▶ **Job**:
Select all lines with the string "kurze" in them, and copy those lines.

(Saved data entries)
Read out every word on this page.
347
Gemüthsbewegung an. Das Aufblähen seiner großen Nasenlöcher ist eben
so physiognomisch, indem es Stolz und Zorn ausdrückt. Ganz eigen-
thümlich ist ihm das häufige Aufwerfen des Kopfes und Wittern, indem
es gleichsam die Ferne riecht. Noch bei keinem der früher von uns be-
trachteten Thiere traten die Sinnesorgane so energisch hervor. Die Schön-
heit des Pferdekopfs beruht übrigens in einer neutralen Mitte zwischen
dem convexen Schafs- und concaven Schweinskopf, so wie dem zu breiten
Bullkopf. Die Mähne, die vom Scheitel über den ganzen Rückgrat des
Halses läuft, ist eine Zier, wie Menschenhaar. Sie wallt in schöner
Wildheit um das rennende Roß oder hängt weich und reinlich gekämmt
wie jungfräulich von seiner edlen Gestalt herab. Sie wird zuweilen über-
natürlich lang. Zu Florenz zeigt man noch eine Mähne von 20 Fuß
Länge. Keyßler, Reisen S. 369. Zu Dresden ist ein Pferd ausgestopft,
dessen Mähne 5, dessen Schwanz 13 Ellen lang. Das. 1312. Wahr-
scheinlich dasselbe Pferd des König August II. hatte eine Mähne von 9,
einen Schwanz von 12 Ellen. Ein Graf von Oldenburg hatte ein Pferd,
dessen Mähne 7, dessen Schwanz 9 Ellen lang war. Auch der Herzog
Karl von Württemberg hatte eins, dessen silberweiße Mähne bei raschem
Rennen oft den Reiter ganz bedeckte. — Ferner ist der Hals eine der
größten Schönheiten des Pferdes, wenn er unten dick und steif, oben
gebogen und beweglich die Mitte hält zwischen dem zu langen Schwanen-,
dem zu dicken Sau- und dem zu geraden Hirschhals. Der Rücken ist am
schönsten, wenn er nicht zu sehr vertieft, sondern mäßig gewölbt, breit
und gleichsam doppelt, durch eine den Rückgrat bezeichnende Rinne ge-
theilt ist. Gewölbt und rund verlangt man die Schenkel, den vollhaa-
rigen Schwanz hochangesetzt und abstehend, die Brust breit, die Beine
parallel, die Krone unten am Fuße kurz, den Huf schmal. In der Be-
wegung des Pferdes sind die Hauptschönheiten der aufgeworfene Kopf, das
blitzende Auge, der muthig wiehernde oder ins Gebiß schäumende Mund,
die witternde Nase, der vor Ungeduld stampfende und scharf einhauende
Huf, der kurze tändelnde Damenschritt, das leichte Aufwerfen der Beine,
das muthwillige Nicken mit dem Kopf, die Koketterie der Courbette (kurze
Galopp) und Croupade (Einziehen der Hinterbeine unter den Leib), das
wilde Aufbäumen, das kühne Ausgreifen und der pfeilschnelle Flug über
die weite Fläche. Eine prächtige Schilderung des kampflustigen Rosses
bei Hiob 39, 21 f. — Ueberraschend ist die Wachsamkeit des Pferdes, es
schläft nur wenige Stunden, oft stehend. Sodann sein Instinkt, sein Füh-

▶ **Exercise response**:
Huf, der kurze tändelnde Damenschritt, das leichte Aufwerfen der Beine,
das muthwillige Nicken mit dem Kopf, die Koketterie der Courbette (kurze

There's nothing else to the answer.